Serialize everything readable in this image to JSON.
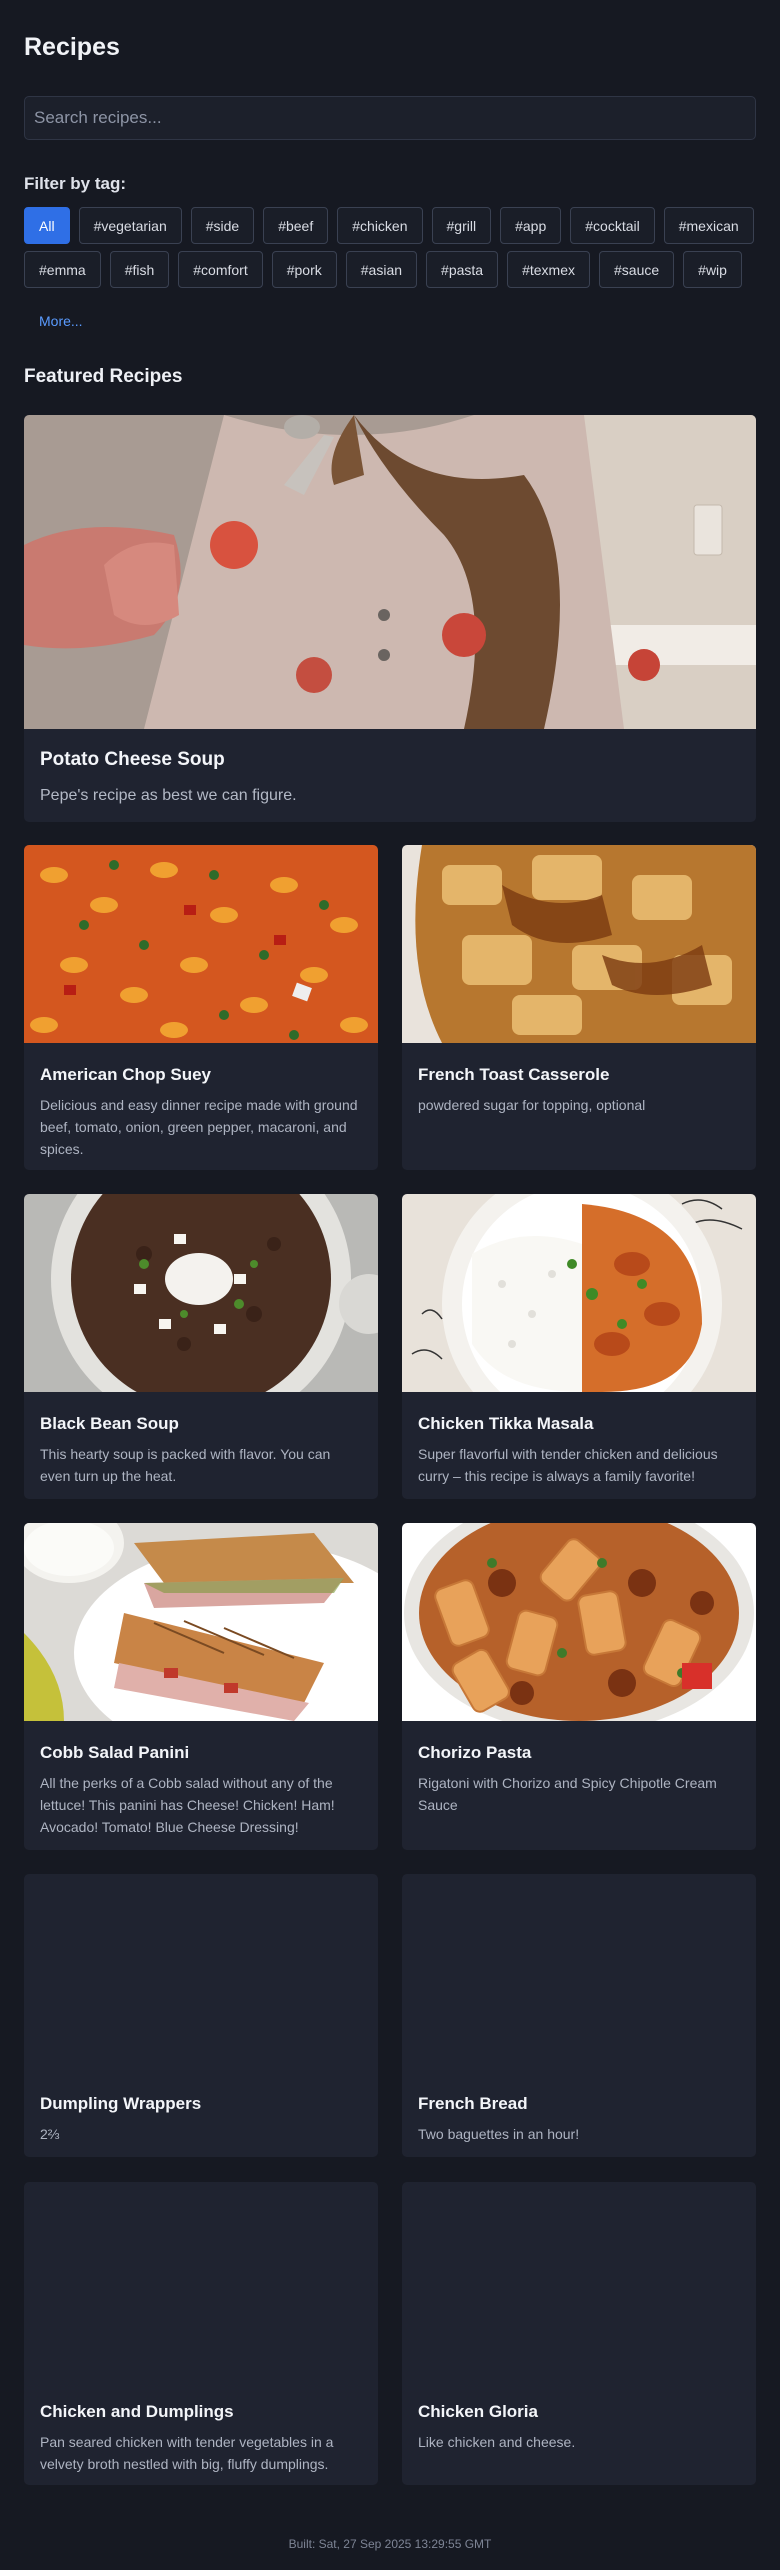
{
  "page": {
    "title": "Recipes",
    "search_placeholder": "Search recipes...",
    "filter_label": "Filter by tag:",
    "more_label": "More...",
    "featured_heading": "Featured Recipes",
    "footer": "Built: Sat, 27 Sep 2025 13:29:55 GMT"
  },
  "tags": [
    "All",
    "#vegetarian",
    "#side",
    "#beef",
    "#chicken",
    "#grill",
    "#app",
    "#cocktail",
    "#mexican",
    "#emma",
    "#fish",
    "#comfort",
    "#pork",
    "#asian",
    "#pasta",
    "#texmex",
    "#sauce",
    "#wip"
  ],
  "active_tag": "All",
  "hero": {
    "name": "Potato Cheese Soup",
    "description": "Pepe's recipe as best we can figure.",
    "image": "photo-child-eating-soup"
  },
  "recipes": [
    {
      "name": "American Chop Suey",
      "description": "Delicious and easy dinner recipe made with ground beef, tomato, onion, green pepper, macaroni, and spices.",
      "image": "photo-macaroni"
    },
    {
      "name": "French Toast Casserole",
      "description": "powdered sugar for topping, optional",
      "image": "photo-french-toast"
    },
    {
      "name": "Black Bean Soup",
      "description": "This hearty soup is packed with flavor. You can even turn up the heat.",
      "image": "photo-black-bean-soup"
    },
    {
      "name": "Chicken Tikka Masala",
      "description": "Super flavorful with tender chicken and delicious curry – this recipe is always a family favorite!",
      "image": "photo-tikka-masala"
    },
    {
      "name": "Cobb Salad Panini",
      "description": "All the perks of a Cobb salad without any of the lettuce! This panini has Cheese! Chicken! Ham! Avocado! Tomato! Blue Cheese Dressing!",
      "image": "photo-panini"
    },
    {
      "name": "Chorizo Pasta",
      "description": "Rigatoni with Chorizo and Spicy Chipotle Cream Sauce",
      "image": "photo-chorizo-pasta"
    },
    {
      "name": "Dumpling Wrappers",
      "description": "2⅔",
      "image": null
    },
    {
      "name": "French Bread",
      "description": "Two baguettes in an hour!",
      "image": null
    },
    {
      "name": "Chicken and Dumplings",
      "description": "Pan seared chicken with tender vegetables in a velvety broth nestled with big, fluffy dumplings.",
      "image": null
    },
    {
      "name": "Chicken Gloria",
      "description": "Like chicken and cheese.",
      "image": null
    }
  ],
  "colors": {
    "background": "#161922",
    "card": "#1f2330",
    "accent": "#2f6fe6",
    "link": "#5a9bff"
  }
}
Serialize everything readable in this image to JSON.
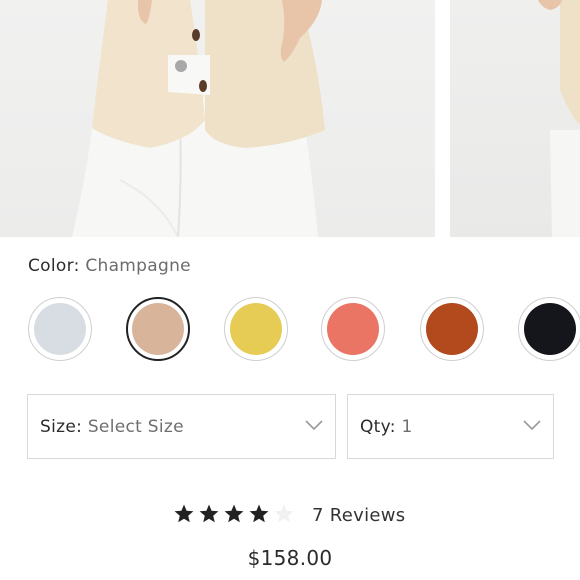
{
  "product": {
    "color_label": "Color:",
    "color_value": "Champagne",
    "swatches": [
      {
        "name": "light-blue",
        "color": "#d7dde2",
        "selected": false
      },
      {
        "name": "champagne",
        "color": "#d8b59a",
        "selected": true
      },
      {
        "name": "yellow",
        "color": "#e6cc55",
        "selected": false
      },
      {
        "name": "coral",
        "color": "#ea7564",
        "selected": false
      },
      {
        "name": "rust",
        "color": "#b24a1e",
        "selected": false
      },
      {
        "name": "black",
        "color": "#15151c",
        "selected": false
      }
    ],
    "size_label": "Size:",
    "size_value": "Select Size",
    "qty_label": "Qty:",
    "qty_value": "1",
    "rating": 4,
    "rating_max": 5,
    "reviews_text": "7 Reviews",
    "price": "$158.00"
  },
  "icons": {
    "dropdown": "chevron-down-icon",
    "star": "star-icon"
  }
}
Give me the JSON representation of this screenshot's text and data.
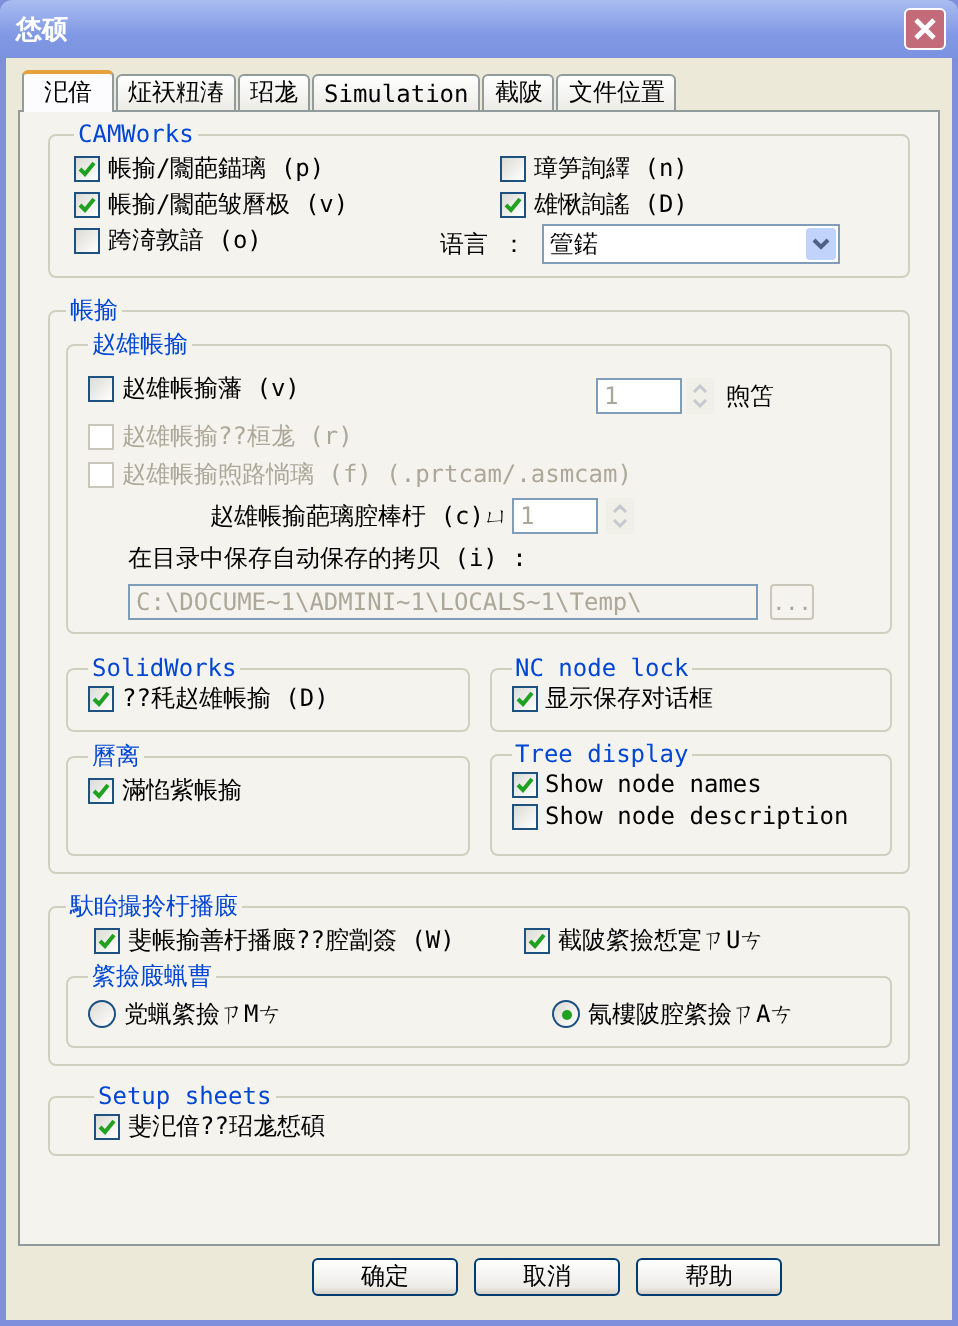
{
  "window": {
    "title": "恷硕"
  },
  "tabs": [
    {
      "label": "汜偣",
      "selected": true
    },
    {
      "label": "炡祆粈湷",
      "selected": false
    },
    {
      "label": "玿尨",
      "selected": false
    },
    {
      "label": "Simulation",
      "selected": false
    },
    {
      "label": "截陂",
      "selected": false
    },
    {
      "label": "文件位置",
      "selected": false
    }
  ],
  "camworks": {
    "title": "CAMWorks",
    "options": [
      {
        "label": "帳揄/闟葩錨璃 (p)",
        "checked": true
      },
      {
        "label": "璋笋詢繹 (n)",
        "checked": false
      },
      {
        "label": "帳揄/闟葩皱曆极 (v)",
        "checked": true
      },
      {
        "label": "雄愀詢謠 (D)",
        "checked": true
      },
      {
        "label": "跨渏敦諳 (o)",
        "checked": false
      }
    ],
    "language": {
      "label": "语言 ：",
      "value": "箮鍩"
    }
  },
  "autosave": {
    "title": "帳揄",
    "subtitle": "赵雄帳揄",
    "interval": {
      "label": "赵雄帳揄藩 (v)",
      "checked": false,
      "disabled": false,
      "value": "1",
      "unit": "煦笘"
    },
    "options": [
      {
        "label": "赵雄帳揄??桓尨 (r)",
        "checked": false,
        "disabled": true
      },
      {
        "label": "赵雄帳揄煦路惝璃 (f) (.prtcam/.asmcam)",
        "checked": false,
        "disabled": true
      }
    ],
    "count": {
      "label": "赵雄帳揄葩璃腔棒杅 (c)ㄩ",
      "value": "1"
    },
    "folder": {
      "label": "在目录中保存自动保存的拷贝 (i) :",
      "value": "C:\\DOCUME~1\\ADMINI~1\\LOCALS~1\\Temp\\",
      "browse": "..."
    }
  },
  "solidworks": {
    "title": "SolidWorks",
    "option": {
      "label": "??秏赵雄帳揄 (D)",
      "checked": true
    }
  },
  "nc_node_lock": {
    "title": "NC node lock",
    "option": {
      "label": "显示保存对话框",
      "checked": true
    }
  },
  "section_5": {
    "title": "曆离",
    "option": {
      "label": "滿惂紫帳揄",
      "checked": true
    }
  },
  "tree_display": {
    "title": "Tree display",
    "options": [
      {
        "label": "Show node names",
        "checked": true
      },
      {
        "label": "Show node description",
        "checked": false
      }
    ]
  },
  "section_7": {
    "title": "馱眙撮拎杅播廄",
    "options": [
      {
        "label": "斐帳揄善杅播廄??腔劏簽 (W)",
        "checked": true
      },
      {
        "label": "截陂綮撿惁寔ㄗUㄘ",
        "checked": true
      }
    ],
    "subtitle": "綮撿廄蝋曹",
    "radios": [
      {
        "label": "党蝋綮撿ㄗMㄘ",
        "selected": false
      },
      {
        "label": "氝樓陂腔綮撿ㄗAㄘ",
        "selected": true
      }
    ]
  },
  "setup_sheets": {
    "title": "Setup sheets",
    "option": {
      "label": "斐汜偣??玿尨惁碩",
      "checked": true
    }
  },
  "buttons": [
    "确定",
    "取消",
    "帮助"
  ]
}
------------------------------------------------------------------------
Stated exercise
Transcribe the full listing above exactly, with the images removed.

Correct answer
Serialize everything readable in this image to JSON.
{
  "page": {
    "title": "Recipes",
    "search_placeholder": "Search recipes...",
    "filter_label": "Filter by tag:",
    "more_label": "More...",
    "featured_heading": "Featured Recipes",
    "footer": "Built: Sat, 27 Sep 2025 13:29:55 GMT"
  },
  "tags": [
    "All",
    "#vegetarian",
    "#side",
    "#beef",
    "#chicken",
    "#grill",
    "#app",
    "#cocktail",
    "#mexican",
    "#emma",
    "#fish",
    "#comfort",
    "#pork",
    "#asian",
    "#pasta",
    "#texmex",
    "#sauce",
    "#wip"
  ],
  "active_tag": "All",
  "hero": {
    "name": "Potato Cheese Soup",
    "description": "Pepe's recipe as best we can figure.",
    "image": "photo-child-eating-soup"
  },
  "recipes": [
    {
      "name": "American Chop Suey",
      "description": "Delicious and easy dinner recipe made with ground beef, tomato, onion, green pepper, macaroni, and spices.",
      "image": "photo-macaroni"
    },
    {
      "name": "French Toast Casserole",
      "description": "powdered sugar for topping, optional",
      "image": "photo-french-toast"
    },
    {
      "name": "Black Bean Soup",
      "description": "This hearty soup is packed with flavor. You can even turn up the heat.",
      "image": "photo-black-bean-soup"
    },
    {
      "name": "Chicken Tikka Masala",
      "description": "Super flavorful with tender chicken and delicious curry – this recipe is always a family favorite!",
      "image": "photo-tikka-masala"
    },
    {
      "name": "Cobb Salad Panini",
      "description": "All the perks of a Cobb salad without any of the lettuce! This panini has Cheese! Chicken! Ham! Avocado! Tomato! Blue Cheese Dressing!",
      "image": "photo-panini"
    },
    {
      "name": "Chorizo Pasta",
      "description": "Rigatoni with Chorizo and Spicy Chipotle Cream Sauce",
      "image": "photo-chorizo-pasta"
    },
    {
      "name": "Dumpling Wrappers",
      "description": "2⅔",
      "image": null
    },
    {
      "name": "French Bread",
      "description": "Two baguettes in an hour!",
      "image": null
    },
    {
      "name": "Chicken and Dumplings",
      "description": "Pan seared chicken with tender vegetables in a velvety broth nestled with big, fluffy dumplings.",
      "image": null
    },
    {
      "name": "Chicken Gloria",
      "description": "Like chicken and cheese.",
      "image": null
    }
  ],
  "colors": {
    "background": "#161922",
    "card": "#1f2330",
    "accent": "#2f6fe6",
    "link": "#5a9bff"
  }
}
Serialize everything readable in this image to JSON.
{
  "product": {
    "color_label": "Color:",
    "color_value": "Champagne",
    "swatches": [
      {
        "name": "light-blue",
        "color": "#d7dde2",
        "selected": false
      },
      {
        "name": "champagne",
        "color": "#d8b59a",
        "selected": true
      },
      {
        "name": "yellow",
        "color": "#e6cc55",
        "selected": false
      },
      {
        "name": "coral",
        "color": "#ea7564",
        "selected": false
      },
      {
        "name": "rust",
        "color": "#b24a1e",
        "selected": false
      },
      {
        "name": "black",
        "color": "#15151c",
        "selected": false
      }
    ],
    "size_label": "Size:",
    "size_value": "Select Size",
    "qty_label": "Qty:",
    "qty_value": "1",
    "rating": 4,
    "rating_max": 5,
    "reviews_text": "7 Reviews",
    "price": "$158.00"
  },
  "icons": {
    "dropdown": "chevron-down-icon",
    "star": "star-icon"
  }
}
Give me the JSON representation of this screenshot's text and data.
{
  "window": {
    "title": "恷硕"
  },
  "tabs": [
    {
      "label": "汜偣",
      "selected": true
    },
    {
      "label": "炡祆粈湷",
      "selected": false
    },
    {
      "label": "玿尨",
      "selected": false
    },
    {
      "label": "Simulation",
      "selected": false
    },
    {
      "label": "截陂",
      "selected": false
    },
    {
      "label": "文件位置",
      "selected": false
    }
  ],
  "camworks": {
    "title": "CAMWorks",
    "options": [
      {
        "label": "帳揄/闟葩錨璃 (p)",
        "checked": true
      },
      {
        "label": "璋笋詢繹 (n)",
        "checked": false
      },
      {
        "label": "帳揄/闟葩皱曆极 (v)",
        "checked": true
      },
      {
        "label": "雄愀詢謠 (D)",
        "checked": true
      },
      {
        "label": "跨渏敦諳 (o)",
        "checked": false
      }
    ],
    "language": {
      "label": "语言 ：",
      "value": "箮鍩"
    }
  },
  "autosave": {
    "title": "帳揄",
    "subtitle": "赵雄帳揄",
    "interval": {
      "label": "赵雄帳揄藩 (v)",
      "checked": false,
      "disabled": false,
      "value": "1",
      "unit": "煦笘"
    },
    "options": [
      {
        "label": "赵雄帳揄??桓尨 (r)",
        "checked": false,
        "disabled": true
      },
      {
        "label": "赵雄帳揄煦路惝璃 (f) (.prtcam/.asmcam)",
        "checked": false,
        "disabled": true
      }
    ],
    "count": {
      "label": "赵雄帳揄葩璃腔棒杅 (c)ㄩ",
      "value": "1"
    },
    "folder": {
      "label": "在目录中保存自动保存的拷贝 (i) :",
      "value": "C:\\DOCUME~1\\ADMINI~1\\LOCALS~1\\Temp\\",
      "browse": "..."
    }
  },
  "solidworks": {
    "title": "SolidWorks",
    "option": {
      "label": "??秏赵雄帳揄 (D)",
      "checked": true
    }
  },
  "nc_node_lock": {
    "title": "NC node lock",
    "option": {
      "label": "显示保存对话框",
      "checked": true
    }
  },
  "section_5": {
    "title": "曆离",
    "option": {
      "label": "滿惂紫帳揄",
      "checked": true
    }
  },
  "tree_display": {
    "title": "Tree display",
    "options": [
      {
        "label": "Show node names",
        "checked": true
      },
      {
        "label": "Show node description",
        "checked": false
      }
    ]
  },
  "section_7": {
    "title": "馱眙撮拎杅播廄",
    "options": [
      {
        "label": "斐帳揄善杅播廄??腔劏簽 (W)",
        "checked": true
      },
      {
        "label": "截陂綮撿惁寔ㄗUㄘ",
        "checked": true
      }
    ],
    "subtitle": "綮撿廄蝋曹",
    "radios": [
      {
        "label": "党蝋綮撿ㄗMㄘ",
        "selected": false
      },
      {
        "label": "氝樓陂腔綮撿ㄗAㄘ",
        "selected": true
      }
    ]
  },
  "setup_sheets": {
    "title": "Setup sheets",
    "option": {
      "label": "斐汜偣??玿尨惁碩",
      "checked": true
    }
  },
  "buttons": [
    "确定",
    "取消",
    "帮助"
  ]
}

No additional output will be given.